>> Begin RECORDS SHOWN

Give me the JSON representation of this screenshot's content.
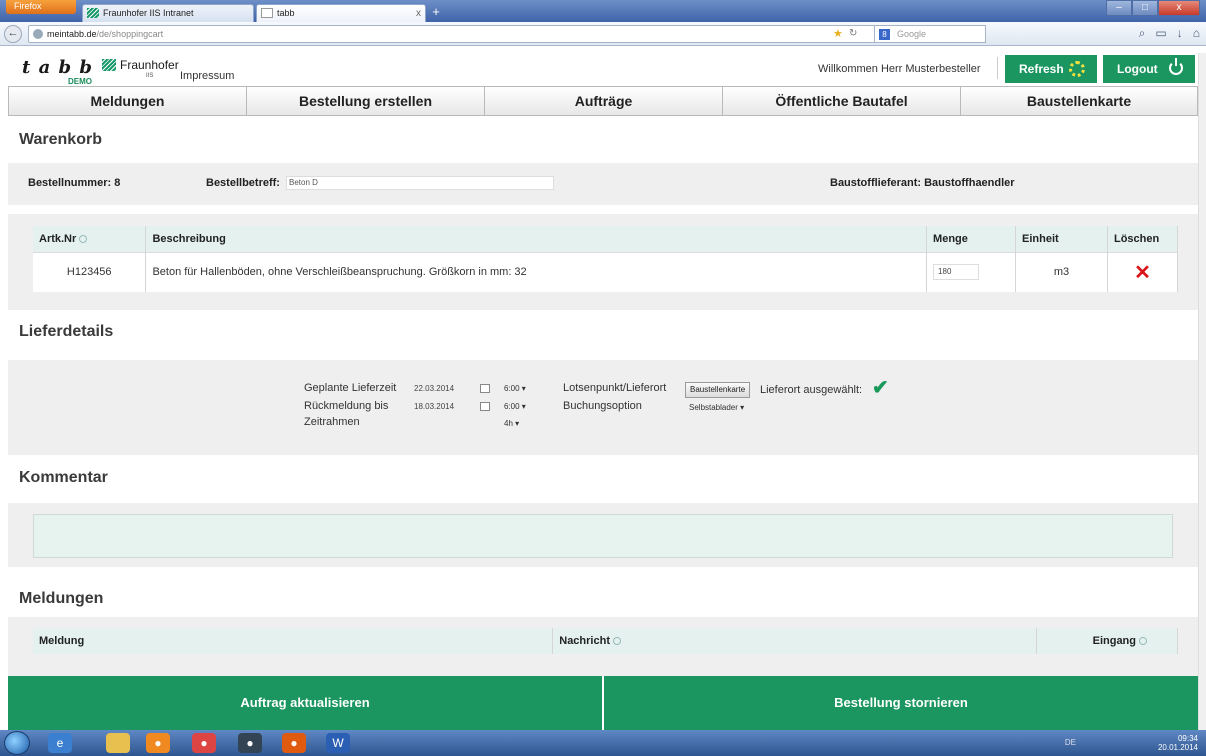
{
  "browser": {
    "menu_label": "Firefox",
    "tabs": [
      {
        "title": "Fraunhofer IIS Intranet"
      },
      {
        "title": "tabb",
        "close": "x"
      }
    ],
    "new_tab": "+",
    "url_host": "meintabb.de",
    "url_path": "/de/shoppingcart",
    "search_placeholder": "Google",
    "search_logo": "8"
  },
  "header": {
    "logo_text": "t a b b",
    "logo_demo": "DEMO",
    "fraunhofer": "Fraunhofer",
    "fraunhofer_sub": "IIS",
    "impressum": "Impressum",
    "welcome": "Willkommen Herr Musterbesteller",
    "refresh_label": "Refresh",
    "logout_label": "Logout"
  },
  "nav": [
    "Meldungen",
    "Bestellung erstellen",
    "Aufträge",
    "Öffentliche Bautafel",
    "Baustellenkarte"
  ],
  "warenkorb": {
    "title": "Warenkorb",
    "bestellnummer": "Bestellnummer: 8",
    "betreff_label": "Bestellbetreff:",
    "betreff_value": "Beton D",
    "lieferant": "Baustofflieferant: Baustoffhaendler",
    "columns": [
      "Artk.Nr",
      "Beschreibung",
      "Menge",
      "Einheit",
      "Löschen"
    ],
    "rows": [
      {
        "artnr": "H123456",
        "beschreibung": "Beton für Hallenböden, ohne Verschleißbeanspruchung. Größkorn in mm: 32",
        "menge": "180",
        "einheit": "m3"
      }
    ]
  },
  "lieferdetails": {
    "title": "Lieferdetails",
    "geplante_label": "Geplante Lieferzeit",
    "geplante_date": "22.03.2014",
    "geplante_time": "6:00",
    "rueck_label": "Rückmeldung bis",
    "rueck_date": "18.03.2014",
    "rueck_time": "6:00",
    "zeitrahmen_label": "Zeitrahmen",
    "zeitrahmen_value": "4h",
    "lotsen_label": "Lotsenpunkt/Lieferort",
    "baustellenkarte_btn": "Baustellenkarte",
    "lieferort_status": "Lieferort ausgewählt:",
    "buchung_label": "Buchungsoption",
    "buchung_value": "Selbstablader"
  },
  "kommentar": {
    "title": "Kommentar",
    "value": ""
  },
  "meldungen": {
    "title": "Meldungen",
    "columns": [
      "Meldung",
      "Nachricht",
      "Eingang"
    ]
  },
  "actions": {
    "update": "Auftrag aktualisieren",
    "cancel": "Bestellung stornieren"
  },
  "taskbar": {
    "lang": "DE",
    "time": "09:34",
    "date": "20.01.2014",
    "word_label": "W"
  },
  "colors": {
    "accent": "#1b9660",
    "delete": "#d9141b",
    "table_header": "#e4f1ee",
    "band": "#efefef"
  }
}
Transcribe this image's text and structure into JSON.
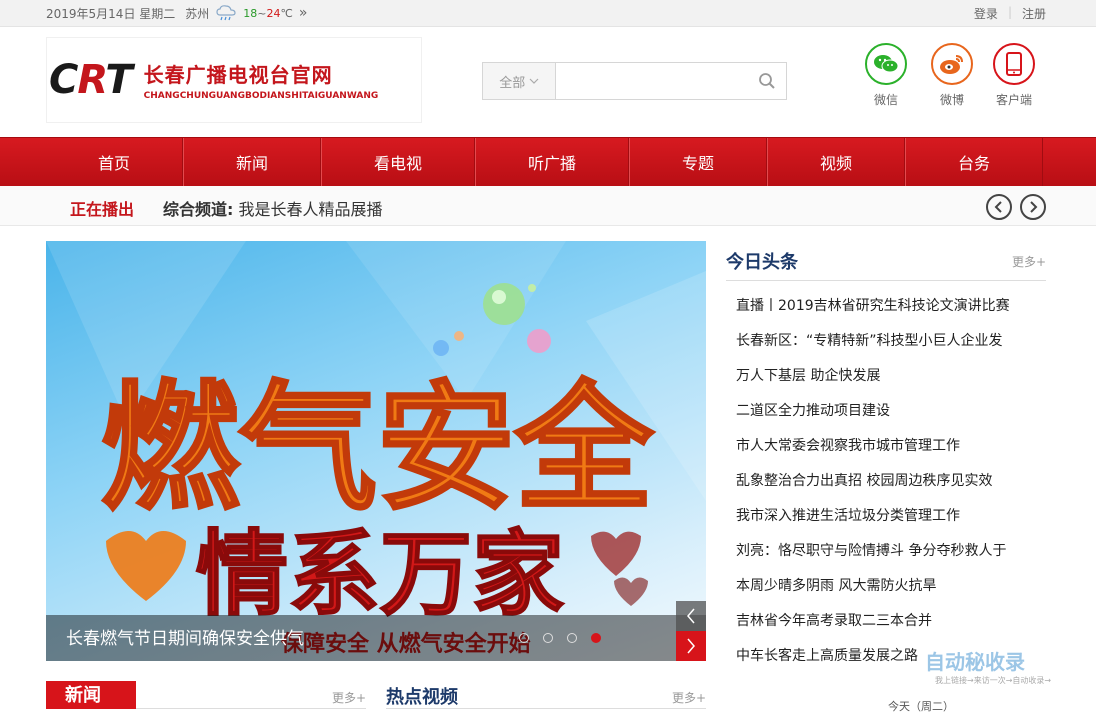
{
  "topbar": {
    "date": "2019年5月14日 星期二",
    "city": "苏州",
    "temp_low": "18",
    "temp_sep": "~",
    "temp_high": "24",
    "temp_unit": "℃",
    "more_glyph": "»",
    "login": "登录",
    "sep": "|",
    "register": "注册"
  },
  "logo": {
    "mark_c": "C",
    "mark_r": "R",
    "mark_t": "T",
    "cn": "长春广播电视台官网",
    "en": "CHANGCHUNGUANGBODIANSHITAIGUANWANG"
  },
  "search": {
    "scope": "全部",
    "placeholder": ""
  },
  "social": [
    {
      "label": "微信",
      "icon": "wechat-icon",
      "color": "#2bb12b"
    },
    {
      "label": "微博",
      "icon": "weibo-icon",
      "color": "#e8661d"
    },
    {
      "label": "客户端",
      "icon": "phone-icon",
      "color": "#d7141a"
    }
  ],
  "nav": [
    "首页",
    "新闻",
    "看电视",
    "听广播",
    "专题",
    "视频",
    "台务"
  ],
  "now_playing": {
    "tag": "正在播出",
    "channel": "综合频道:",
    "program": " 我是长春人精品展播"
  },
  "banner": {
    "headline_1": "燃气安全",
    "headline_2": "情系万家",
    "caption": "长春燃气节日期间确保安全供气",
    "slogan": "保障安全 从燃气安全开始",
    "slide_count": 4,
    "active_slide": 4
  },
  "headlines": {
    "title": "今日头条",
    "more": "更多+",
    "items": [
      "直播丨2019吉林省研究生科技论文演讲比赛",
      "长春新区：“专精特新”科技型小巨人企业发",
      "万人下基层 助企快发展",
      "二道区全力推动项目建设",
      "市人大常委会视察我市城市管理工作",
      "乱象整治合力出真招  校园周边秩序见实效",
      "我市深入推进生活垃圾分类管理工作",
      "刘亮：恪尽职守与险情搏斗 争分夺秒救人于",
      "本周少晴多阴雨 风大需防火抗旱",
      "吉林省今年高考录取二三本合并",
      "中车长客走上高质量发展之路"
    ]
  },
  "news_section": {
    "title": "新闻",
    "more": "更多+"
  },
  "hot_video": {
    "title": "热点视频",
    "more": "更多+"
  },
  "watermark": {
    "line1": "自动秘收录",
    "line2": "我上链接→来访一次→自动收录→"
  },
  "weather_bottom": "今天（周二）",
  "colors": {
    "brand_red": "#d7141a",
    "nav_red": "#c4161c",
    "title_blue": "#1d3a6a"
  }
}
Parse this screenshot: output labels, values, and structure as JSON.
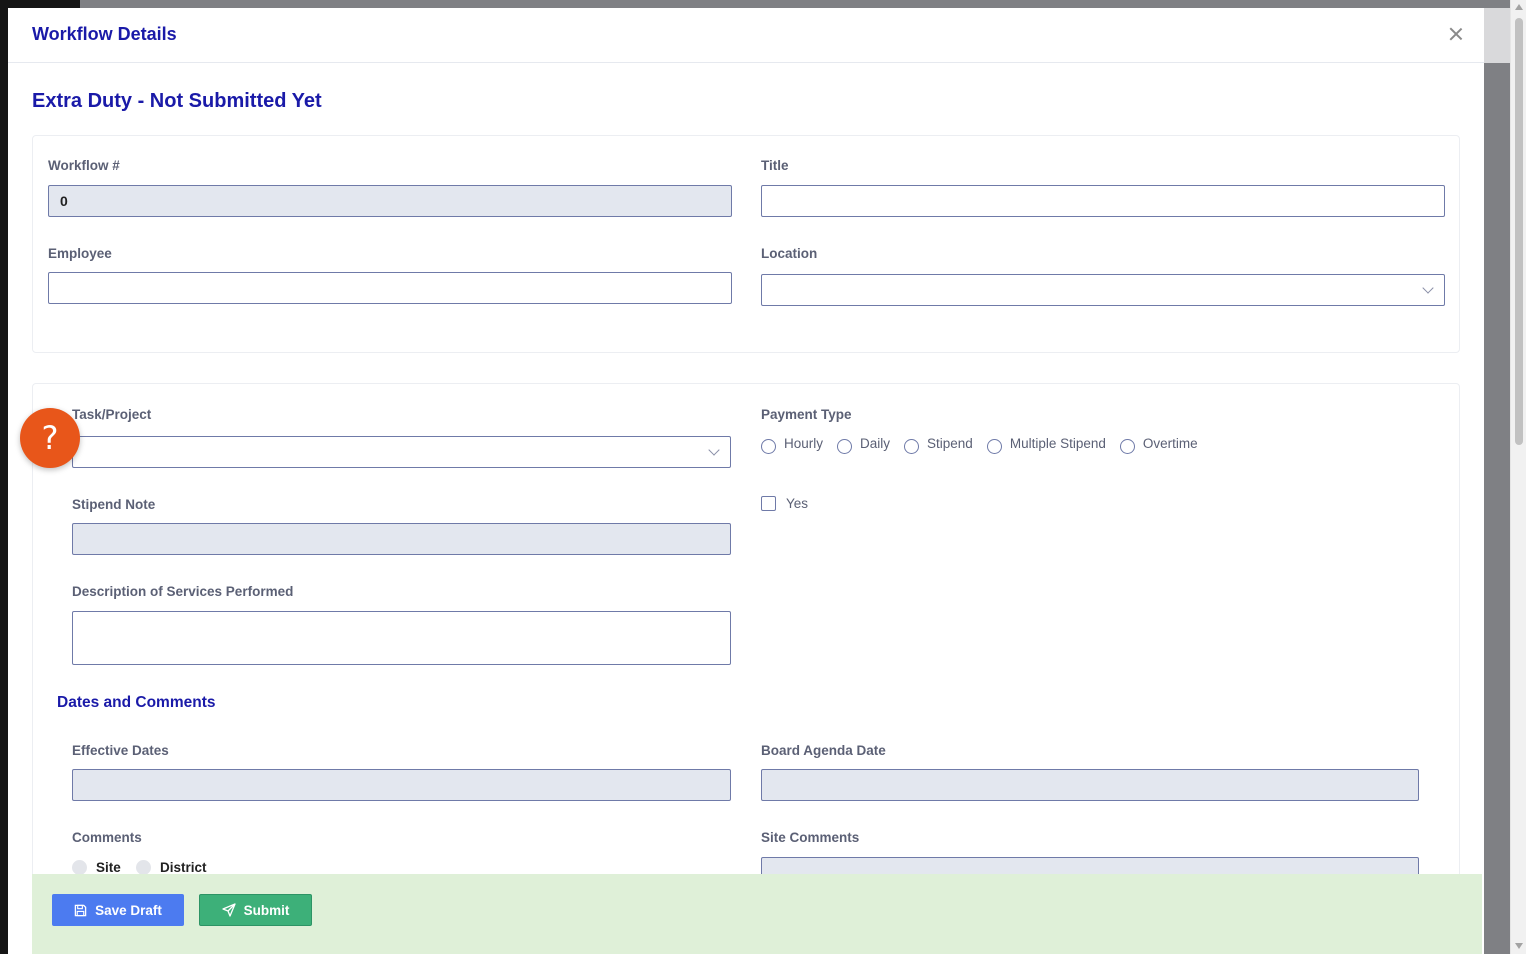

>> End RECORDS SHOWN

EXERCISE DETAILS: Only lines with the word "screenshot" are wanted, so copy each one from the records.

WORKED SOLUTION:
Give me the JSON representation of this screenshot's content.
Parse this screenshot: output labels, values, and structure as JSON.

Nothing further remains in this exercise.